(Rows from a figure dataset)
↓

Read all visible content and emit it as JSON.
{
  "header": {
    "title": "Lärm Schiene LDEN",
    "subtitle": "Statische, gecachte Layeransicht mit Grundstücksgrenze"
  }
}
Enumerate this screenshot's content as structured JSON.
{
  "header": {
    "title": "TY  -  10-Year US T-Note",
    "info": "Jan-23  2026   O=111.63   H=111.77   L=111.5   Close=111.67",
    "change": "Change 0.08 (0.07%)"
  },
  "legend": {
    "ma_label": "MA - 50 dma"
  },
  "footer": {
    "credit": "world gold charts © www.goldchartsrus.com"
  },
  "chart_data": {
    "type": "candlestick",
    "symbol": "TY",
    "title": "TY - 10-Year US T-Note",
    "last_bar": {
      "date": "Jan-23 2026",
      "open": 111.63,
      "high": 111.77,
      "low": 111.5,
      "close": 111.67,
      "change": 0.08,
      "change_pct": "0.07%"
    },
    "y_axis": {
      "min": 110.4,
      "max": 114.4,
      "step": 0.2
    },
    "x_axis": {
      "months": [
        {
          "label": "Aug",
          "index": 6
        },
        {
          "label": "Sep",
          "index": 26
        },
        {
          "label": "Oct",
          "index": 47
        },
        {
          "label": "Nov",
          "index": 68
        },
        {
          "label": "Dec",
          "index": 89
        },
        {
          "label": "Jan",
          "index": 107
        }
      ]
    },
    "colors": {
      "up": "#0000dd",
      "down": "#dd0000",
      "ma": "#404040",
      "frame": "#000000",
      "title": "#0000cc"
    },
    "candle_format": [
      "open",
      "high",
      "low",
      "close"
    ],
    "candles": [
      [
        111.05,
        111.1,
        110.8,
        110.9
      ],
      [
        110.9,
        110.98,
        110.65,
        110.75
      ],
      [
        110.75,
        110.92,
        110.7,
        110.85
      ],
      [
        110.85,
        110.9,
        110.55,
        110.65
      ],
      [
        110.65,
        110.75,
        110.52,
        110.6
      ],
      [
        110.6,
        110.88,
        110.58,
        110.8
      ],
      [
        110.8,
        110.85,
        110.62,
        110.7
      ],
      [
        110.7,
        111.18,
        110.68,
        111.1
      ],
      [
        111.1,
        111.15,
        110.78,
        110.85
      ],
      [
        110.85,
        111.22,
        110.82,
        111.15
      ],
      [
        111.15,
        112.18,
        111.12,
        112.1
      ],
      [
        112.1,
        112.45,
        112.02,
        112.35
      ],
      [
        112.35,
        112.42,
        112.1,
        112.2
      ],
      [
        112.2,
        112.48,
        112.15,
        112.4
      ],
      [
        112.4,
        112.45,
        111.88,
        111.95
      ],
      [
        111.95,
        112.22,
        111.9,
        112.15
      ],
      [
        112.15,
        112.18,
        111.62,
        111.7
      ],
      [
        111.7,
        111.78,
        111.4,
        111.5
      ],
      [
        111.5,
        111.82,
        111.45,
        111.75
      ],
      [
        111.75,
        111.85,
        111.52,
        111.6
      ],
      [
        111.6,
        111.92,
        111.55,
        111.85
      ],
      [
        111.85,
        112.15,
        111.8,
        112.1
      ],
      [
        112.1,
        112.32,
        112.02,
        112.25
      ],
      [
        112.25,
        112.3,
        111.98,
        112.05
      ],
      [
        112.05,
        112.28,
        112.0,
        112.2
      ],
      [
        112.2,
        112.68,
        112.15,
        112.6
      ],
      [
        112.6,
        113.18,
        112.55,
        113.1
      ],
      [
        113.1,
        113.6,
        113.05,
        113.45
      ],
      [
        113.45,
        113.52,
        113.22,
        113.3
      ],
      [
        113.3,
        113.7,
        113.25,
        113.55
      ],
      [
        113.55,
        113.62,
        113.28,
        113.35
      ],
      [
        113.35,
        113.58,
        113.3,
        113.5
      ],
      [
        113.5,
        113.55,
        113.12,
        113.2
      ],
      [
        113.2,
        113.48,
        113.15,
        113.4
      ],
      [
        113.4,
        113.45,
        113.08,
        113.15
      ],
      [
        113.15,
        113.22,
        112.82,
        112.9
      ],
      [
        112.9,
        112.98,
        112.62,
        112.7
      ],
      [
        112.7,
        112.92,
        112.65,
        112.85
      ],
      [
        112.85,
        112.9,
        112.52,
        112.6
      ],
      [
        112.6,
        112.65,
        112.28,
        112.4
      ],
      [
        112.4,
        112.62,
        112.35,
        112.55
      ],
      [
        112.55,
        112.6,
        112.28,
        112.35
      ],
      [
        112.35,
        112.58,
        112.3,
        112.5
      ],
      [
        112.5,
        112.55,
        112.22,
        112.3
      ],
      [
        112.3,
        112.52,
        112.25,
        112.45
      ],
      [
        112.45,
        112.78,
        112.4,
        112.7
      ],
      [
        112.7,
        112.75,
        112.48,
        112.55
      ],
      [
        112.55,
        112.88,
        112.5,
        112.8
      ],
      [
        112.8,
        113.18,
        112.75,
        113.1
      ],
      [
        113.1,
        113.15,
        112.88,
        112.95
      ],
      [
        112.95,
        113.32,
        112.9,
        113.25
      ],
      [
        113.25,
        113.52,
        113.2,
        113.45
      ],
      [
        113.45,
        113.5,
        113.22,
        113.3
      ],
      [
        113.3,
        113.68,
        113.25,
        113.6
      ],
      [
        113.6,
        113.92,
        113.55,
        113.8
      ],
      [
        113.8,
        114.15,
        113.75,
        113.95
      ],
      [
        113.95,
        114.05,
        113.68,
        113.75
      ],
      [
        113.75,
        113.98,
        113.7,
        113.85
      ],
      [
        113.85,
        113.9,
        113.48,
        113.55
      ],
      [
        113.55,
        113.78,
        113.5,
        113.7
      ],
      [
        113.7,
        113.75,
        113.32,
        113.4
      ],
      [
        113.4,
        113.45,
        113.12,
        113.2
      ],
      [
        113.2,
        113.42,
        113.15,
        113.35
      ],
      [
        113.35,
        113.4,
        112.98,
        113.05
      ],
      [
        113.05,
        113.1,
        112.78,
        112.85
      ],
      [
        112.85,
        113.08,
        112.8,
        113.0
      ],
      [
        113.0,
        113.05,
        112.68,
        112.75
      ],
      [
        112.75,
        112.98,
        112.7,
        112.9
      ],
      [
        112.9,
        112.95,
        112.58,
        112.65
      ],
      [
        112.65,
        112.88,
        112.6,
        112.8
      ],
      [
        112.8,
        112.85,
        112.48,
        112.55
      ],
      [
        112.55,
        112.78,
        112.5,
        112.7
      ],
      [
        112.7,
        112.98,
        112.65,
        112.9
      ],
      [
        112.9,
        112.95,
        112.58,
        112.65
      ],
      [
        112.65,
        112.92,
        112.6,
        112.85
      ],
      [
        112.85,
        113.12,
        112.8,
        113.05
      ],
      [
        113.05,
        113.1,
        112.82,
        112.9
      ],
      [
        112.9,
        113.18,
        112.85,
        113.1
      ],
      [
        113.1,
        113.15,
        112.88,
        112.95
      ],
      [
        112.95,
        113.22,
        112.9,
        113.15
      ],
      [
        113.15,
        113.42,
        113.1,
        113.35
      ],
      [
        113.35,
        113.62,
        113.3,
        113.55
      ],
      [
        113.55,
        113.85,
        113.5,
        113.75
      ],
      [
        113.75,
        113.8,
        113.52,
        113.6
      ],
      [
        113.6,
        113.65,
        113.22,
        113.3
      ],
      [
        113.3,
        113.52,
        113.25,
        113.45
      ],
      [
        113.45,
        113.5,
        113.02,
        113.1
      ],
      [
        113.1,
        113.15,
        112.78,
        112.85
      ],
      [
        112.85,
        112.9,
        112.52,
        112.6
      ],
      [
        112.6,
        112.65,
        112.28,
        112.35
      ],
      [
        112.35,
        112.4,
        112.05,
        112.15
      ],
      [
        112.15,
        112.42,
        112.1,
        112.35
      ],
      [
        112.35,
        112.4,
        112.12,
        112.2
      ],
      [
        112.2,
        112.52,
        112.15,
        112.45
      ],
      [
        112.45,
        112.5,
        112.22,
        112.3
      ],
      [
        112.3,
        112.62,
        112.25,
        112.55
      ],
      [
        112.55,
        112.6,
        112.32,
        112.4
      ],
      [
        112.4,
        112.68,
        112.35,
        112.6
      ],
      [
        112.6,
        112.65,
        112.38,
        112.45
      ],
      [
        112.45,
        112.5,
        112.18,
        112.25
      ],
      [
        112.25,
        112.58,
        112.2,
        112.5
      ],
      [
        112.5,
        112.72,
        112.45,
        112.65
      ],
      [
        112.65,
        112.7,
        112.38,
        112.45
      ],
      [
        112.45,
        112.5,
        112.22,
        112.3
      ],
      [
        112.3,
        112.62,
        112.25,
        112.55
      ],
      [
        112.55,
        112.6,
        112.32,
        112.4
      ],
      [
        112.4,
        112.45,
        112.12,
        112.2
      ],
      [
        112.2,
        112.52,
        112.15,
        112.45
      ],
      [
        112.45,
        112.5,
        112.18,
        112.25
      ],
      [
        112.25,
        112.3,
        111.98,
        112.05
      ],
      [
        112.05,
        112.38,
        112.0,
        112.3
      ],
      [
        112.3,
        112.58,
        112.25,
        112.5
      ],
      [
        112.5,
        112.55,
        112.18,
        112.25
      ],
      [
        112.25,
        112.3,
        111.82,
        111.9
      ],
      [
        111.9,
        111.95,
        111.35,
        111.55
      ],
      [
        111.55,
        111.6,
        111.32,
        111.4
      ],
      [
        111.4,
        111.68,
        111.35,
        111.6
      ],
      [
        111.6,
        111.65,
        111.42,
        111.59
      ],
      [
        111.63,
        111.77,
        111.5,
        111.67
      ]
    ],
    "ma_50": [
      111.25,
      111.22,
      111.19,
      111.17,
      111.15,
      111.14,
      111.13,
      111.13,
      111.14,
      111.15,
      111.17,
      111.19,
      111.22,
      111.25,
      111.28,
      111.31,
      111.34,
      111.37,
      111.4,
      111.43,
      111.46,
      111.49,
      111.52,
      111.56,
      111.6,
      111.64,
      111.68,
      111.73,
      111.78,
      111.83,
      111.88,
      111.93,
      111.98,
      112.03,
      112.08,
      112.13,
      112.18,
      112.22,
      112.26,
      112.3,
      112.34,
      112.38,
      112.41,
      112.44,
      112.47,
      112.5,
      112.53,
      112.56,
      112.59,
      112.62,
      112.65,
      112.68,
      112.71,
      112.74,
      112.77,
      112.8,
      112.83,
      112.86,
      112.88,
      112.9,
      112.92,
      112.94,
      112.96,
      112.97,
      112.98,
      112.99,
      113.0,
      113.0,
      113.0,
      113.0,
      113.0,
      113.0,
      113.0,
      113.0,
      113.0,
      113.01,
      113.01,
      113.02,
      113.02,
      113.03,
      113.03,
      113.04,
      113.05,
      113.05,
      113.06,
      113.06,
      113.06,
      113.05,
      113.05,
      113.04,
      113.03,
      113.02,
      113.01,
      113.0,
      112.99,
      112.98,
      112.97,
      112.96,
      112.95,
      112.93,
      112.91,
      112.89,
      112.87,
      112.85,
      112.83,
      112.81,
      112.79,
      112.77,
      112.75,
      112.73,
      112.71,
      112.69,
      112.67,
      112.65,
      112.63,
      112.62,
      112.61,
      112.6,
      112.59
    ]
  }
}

↑

Copy out every line of the listing that contains the string "index".

> [ANSWER TO THIS EXERCISE]
          "index": 6
          "index": 26
          "index": 47
          "index": 68
          "index": 89
          "index": 107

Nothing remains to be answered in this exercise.